→ **What you have to do**
Your copy of the material must match it exactly, except that pictures are dropped.
======== Record extracts
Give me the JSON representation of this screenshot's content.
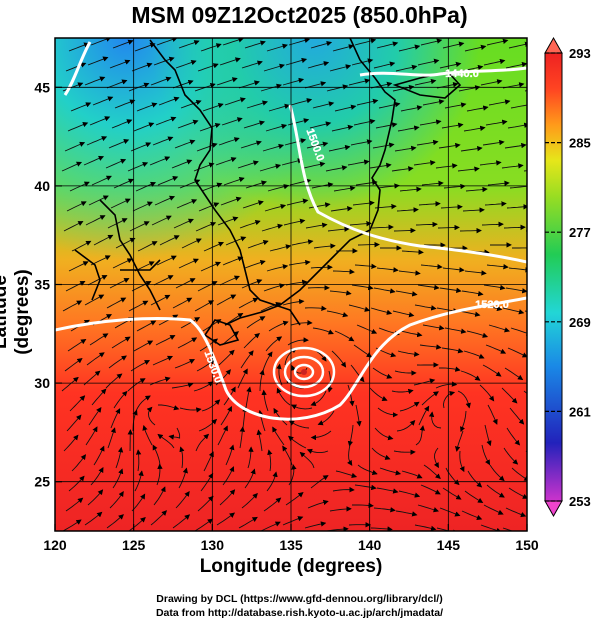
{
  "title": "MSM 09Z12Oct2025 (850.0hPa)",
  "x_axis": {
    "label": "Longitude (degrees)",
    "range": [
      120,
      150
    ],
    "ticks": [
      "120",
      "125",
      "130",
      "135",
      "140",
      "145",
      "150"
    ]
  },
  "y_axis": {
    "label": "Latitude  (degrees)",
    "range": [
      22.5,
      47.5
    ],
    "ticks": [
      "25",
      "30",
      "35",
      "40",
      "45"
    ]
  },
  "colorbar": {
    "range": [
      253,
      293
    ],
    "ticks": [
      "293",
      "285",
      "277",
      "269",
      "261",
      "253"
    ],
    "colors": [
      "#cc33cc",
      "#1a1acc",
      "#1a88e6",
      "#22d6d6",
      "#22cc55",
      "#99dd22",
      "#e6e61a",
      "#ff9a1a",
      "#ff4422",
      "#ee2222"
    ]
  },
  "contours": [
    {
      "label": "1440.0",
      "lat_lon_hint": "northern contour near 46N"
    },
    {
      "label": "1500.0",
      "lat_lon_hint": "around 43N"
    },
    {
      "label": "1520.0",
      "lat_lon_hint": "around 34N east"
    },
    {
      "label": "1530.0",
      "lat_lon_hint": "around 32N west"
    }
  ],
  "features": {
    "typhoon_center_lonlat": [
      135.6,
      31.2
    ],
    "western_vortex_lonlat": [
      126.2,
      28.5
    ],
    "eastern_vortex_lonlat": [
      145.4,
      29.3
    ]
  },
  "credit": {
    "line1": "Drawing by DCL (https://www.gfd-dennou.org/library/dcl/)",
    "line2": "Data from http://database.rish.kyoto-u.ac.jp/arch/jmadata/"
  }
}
================
→ **Answer to this exercise**
Give me the JSON representation of this screenshot's content.
{
  "title": "MSM 09Z12Oct2025 (850.0hPa)",
  "x_axis": {
    "label": "Longitude (degrees)",
    "range": [
      120,
      150
    ],
    "ticks": [
      "120",
      "125",
      "130",
      "135",
      "140",
      "145",
      "150"
    ]
  },
  "y_axis": {
    "label": "Latitude  (degrees)",
    "range": [
      22.5,
      47.5
    ],
    "ticks": [
      "25",
      "30",
      "35",
      "40",
      "45"
    ]
  },
  "colorbar": {
    "range": [
      253,
      293
    ],
    "ticks": [
      "293",
      "285",
      "277",
      "269",
      "261",
      "253"
    ],
    "colors": [
      "#cc33cc",
      "#1a1acc",
      "#1a88e6",
      "#22d6d6",
      "#22cc55",
      "#99dd22",
      "#e6e61a",
      "#ff9a1a",
      "#ff4422",
      "#ee2222"
    ]
  },
  "contours": [
    {
      "label": "1440.0",
      "lat_lon_hint": "northern contour near 46N"
    },
    {
      "label": "1500.0",
      "lat_lon_hint": "around 43N"
    },
    {
      "label": "1520.0",
      "lat_lon_hint": "around 34N east"
    },
    {
      "label": "1530.0",
      "lat_lon_hint": "around 32N west"
    }
  ],
  "features": {
    "typhoon_center_lonlat": [
      135.6,
      31.2
    ],
    "western_vortex_lonlat": [
      126.2,
      28.5
    ],
    "eastern_vortex_lonlat": [
      145.4,
      29.3
    ]
  },
  "credit": {
    "line1": "Drawing by DCL (https://www.gfd-dennou.org/library/dcl/)",
    "line2": "Data from http://database.rish.kyoto-u.ac.jp/arch/jmadata/"
  }
}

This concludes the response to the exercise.